WORK TO COMPLETE:
Copy out all lines of the records in which the word "structured" appears.

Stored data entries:
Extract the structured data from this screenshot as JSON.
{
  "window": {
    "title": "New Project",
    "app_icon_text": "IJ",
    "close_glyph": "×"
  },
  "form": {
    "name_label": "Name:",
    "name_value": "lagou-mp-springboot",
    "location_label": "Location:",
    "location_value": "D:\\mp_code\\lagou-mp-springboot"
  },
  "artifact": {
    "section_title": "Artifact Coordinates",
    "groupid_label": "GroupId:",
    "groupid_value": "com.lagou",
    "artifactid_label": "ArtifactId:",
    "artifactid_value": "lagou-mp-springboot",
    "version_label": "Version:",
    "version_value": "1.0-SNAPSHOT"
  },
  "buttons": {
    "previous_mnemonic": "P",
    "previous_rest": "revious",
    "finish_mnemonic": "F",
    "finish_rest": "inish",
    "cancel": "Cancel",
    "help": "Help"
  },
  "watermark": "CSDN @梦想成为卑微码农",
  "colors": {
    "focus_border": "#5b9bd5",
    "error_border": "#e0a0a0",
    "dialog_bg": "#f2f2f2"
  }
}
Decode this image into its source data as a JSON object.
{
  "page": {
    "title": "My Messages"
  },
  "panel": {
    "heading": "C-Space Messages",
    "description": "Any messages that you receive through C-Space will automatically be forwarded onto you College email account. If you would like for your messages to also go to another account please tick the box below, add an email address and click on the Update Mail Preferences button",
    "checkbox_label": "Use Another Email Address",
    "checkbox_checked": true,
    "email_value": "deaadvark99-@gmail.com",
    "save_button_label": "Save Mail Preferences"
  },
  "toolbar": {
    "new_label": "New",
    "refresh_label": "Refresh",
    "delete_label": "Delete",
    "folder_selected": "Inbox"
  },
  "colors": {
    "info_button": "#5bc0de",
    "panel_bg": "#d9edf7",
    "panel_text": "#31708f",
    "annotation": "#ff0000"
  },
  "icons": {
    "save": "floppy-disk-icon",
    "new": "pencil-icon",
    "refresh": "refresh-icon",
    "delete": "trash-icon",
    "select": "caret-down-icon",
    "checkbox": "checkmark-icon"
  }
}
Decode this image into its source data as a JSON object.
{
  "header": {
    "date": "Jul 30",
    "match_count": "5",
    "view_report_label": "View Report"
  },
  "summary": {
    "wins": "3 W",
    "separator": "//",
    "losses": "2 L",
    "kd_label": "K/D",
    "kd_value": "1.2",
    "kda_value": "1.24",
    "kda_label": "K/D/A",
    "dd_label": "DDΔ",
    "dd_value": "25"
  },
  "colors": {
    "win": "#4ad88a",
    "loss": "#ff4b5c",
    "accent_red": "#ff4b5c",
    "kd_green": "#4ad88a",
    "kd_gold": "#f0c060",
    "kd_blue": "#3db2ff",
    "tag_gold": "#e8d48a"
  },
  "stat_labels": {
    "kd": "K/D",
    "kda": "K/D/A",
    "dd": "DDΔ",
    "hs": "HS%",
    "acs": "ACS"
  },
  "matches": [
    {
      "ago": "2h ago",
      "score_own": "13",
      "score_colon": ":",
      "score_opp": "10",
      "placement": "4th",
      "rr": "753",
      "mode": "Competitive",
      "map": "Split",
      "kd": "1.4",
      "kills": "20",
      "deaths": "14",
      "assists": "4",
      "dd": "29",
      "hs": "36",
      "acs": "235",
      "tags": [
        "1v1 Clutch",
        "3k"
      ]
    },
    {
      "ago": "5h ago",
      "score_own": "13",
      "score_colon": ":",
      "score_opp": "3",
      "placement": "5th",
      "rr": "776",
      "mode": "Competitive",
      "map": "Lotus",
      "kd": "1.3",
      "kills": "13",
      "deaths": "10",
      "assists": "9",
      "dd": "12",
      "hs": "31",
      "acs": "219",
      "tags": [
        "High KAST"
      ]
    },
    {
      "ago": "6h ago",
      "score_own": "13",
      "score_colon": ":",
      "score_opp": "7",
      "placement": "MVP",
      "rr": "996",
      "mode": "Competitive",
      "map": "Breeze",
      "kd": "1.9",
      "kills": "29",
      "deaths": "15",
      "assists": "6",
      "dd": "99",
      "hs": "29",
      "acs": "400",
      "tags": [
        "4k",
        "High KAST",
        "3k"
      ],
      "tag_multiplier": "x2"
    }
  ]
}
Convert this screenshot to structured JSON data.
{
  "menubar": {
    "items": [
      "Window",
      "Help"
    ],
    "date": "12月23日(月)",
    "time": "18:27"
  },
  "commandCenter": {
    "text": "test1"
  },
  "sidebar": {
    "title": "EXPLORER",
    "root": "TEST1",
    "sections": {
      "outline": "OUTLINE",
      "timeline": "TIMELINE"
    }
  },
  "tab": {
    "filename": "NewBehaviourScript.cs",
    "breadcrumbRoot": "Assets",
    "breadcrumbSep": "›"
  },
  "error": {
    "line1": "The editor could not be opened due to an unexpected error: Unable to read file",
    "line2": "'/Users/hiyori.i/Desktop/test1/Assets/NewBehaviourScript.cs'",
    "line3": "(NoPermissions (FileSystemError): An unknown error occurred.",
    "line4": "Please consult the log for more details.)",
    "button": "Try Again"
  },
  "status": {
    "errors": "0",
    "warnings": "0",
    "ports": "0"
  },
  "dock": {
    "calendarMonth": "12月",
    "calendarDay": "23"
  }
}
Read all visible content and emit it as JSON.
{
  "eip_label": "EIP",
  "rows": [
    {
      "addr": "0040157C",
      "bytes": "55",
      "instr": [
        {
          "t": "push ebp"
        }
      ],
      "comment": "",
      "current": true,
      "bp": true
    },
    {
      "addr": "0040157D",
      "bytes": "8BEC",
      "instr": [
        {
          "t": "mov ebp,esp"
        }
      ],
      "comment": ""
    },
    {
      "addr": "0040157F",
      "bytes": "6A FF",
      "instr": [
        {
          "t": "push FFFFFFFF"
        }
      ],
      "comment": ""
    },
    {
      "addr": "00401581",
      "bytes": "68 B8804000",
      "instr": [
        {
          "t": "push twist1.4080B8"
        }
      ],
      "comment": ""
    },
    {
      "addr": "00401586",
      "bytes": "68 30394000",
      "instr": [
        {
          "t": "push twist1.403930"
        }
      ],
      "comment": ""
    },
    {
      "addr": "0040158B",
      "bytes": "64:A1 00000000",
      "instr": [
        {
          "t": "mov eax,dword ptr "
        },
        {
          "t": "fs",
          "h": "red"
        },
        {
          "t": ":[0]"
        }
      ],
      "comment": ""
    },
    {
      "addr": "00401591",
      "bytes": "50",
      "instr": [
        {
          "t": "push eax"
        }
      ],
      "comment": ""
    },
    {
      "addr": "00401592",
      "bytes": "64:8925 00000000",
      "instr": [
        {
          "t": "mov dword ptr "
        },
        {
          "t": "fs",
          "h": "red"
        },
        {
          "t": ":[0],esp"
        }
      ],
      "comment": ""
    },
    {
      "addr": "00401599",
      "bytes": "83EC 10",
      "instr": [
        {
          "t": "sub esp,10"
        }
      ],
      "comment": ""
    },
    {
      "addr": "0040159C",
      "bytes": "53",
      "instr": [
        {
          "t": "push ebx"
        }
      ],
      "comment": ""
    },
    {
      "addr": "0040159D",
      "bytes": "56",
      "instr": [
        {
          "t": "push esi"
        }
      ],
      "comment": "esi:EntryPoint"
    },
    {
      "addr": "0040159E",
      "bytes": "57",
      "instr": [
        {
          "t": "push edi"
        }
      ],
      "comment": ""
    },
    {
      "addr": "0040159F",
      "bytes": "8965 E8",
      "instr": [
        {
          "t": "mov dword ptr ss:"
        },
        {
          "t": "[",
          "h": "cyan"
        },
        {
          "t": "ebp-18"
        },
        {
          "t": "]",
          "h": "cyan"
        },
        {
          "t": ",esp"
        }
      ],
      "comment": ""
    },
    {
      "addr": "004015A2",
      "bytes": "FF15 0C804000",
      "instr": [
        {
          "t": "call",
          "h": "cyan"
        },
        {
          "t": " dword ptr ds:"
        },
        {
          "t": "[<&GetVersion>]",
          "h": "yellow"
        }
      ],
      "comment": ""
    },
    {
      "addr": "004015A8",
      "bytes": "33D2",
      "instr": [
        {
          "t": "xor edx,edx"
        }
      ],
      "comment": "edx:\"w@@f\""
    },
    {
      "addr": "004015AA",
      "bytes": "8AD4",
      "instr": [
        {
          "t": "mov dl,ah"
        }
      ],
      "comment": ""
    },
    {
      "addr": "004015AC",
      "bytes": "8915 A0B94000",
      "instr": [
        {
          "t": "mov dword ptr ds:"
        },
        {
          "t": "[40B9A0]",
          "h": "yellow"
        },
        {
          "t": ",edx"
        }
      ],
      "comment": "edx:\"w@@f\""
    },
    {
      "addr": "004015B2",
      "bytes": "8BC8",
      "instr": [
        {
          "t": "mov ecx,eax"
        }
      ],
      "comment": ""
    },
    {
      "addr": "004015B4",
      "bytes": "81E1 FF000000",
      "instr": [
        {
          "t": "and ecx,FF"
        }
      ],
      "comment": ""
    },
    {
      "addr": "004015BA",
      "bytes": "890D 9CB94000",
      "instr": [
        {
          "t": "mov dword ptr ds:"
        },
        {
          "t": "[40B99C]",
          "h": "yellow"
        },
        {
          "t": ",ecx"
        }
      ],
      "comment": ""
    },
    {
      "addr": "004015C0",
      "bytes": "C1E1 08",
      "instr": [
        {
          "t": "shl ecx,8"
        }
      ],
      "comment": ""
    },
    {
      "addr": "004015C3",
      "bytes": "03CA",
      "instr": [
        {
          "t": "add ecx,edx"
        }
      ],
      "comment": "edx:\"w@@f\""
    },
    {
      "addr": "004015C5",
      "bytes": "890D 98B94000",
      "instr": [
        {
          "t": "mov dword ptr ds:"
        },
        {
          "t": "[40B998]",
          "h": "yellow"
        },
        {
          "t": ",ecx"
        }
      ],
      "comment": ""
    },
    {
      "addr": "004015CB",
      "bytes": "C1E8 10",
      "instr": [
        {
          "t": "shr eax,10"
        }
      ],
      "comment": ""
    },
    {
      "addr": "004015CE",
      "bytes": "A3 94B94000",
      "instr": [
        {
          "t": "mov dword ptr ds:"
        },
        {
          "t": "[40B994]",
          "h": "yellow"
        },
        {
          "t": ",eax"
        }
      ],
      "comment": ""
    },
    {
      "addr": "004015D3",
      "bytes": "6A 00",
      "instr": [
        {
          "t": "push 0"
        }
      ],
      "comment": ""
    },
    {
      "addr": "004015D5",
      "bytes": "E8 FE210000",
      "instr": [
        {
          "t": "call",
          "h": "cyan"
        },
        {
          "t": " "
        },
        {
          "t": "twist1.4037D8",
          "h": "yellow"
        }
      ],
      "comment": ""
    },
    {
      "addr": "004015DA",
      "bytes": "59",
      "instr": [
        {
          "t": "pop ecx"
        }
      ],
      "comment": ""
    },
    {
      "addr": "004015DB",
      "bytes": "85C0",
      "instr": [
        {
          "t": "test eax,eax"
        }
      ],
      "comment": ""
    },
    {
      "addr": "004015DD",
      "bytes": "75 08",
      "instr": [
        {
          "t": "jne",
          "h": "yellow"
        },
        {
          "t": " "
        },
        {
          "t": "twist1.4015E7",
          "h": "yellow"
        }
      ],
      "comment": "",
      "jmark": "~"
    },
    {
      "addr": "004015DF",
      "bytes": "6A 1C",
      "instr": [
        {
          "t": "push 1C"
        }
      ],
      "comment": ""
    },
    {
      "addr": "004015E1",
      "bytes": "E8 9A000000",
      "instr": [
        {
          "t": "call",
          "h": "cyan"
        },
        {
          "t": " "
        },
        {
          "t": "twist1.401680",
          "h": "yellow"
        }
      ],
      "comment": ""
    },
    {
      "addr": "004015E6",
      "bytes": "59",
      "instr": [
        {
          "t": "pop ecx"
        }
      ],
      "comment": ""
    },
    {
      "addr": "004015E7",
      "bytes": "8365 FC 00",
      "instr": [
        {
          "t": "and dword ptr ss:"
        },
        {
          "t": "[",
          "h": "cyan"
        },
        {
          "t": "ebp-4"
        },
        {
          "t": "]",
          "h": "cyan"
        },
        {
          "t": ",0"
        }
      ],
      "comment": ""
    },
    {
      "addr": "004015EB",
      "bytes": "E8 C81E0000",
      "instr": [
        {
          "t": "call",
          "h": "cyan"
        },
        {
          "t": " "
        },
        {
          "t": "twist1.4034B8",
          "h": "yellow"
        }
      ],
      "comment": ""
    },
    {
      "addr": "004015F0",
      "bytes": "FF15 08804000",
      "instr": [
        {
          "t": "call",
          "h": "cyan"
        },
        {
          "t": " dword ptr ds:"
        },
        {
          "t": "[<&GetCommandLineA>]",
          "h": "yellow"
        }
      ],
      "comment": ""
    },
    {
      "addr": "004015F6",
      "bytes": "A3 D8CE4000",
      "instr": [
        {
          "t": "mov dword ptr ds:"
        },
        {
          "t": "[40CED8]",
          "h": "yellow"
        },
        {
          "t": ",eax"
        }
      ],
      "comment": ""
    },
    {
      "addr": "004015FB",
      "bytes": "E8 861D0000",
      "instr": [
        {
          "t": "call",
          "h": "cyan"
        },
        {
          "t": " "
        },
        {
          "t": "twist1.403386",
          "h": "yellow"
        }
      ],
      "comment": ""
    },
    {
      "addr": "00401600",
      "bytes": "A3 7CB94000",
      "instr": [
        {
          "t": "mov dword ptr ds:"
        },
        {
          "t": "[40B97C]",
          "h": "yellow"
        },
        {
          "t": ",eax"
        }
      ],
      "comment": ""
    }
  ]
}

RESULT:
Extract the structured data from this screenshot as JSON.
Convert this screenshot to structured JSON data.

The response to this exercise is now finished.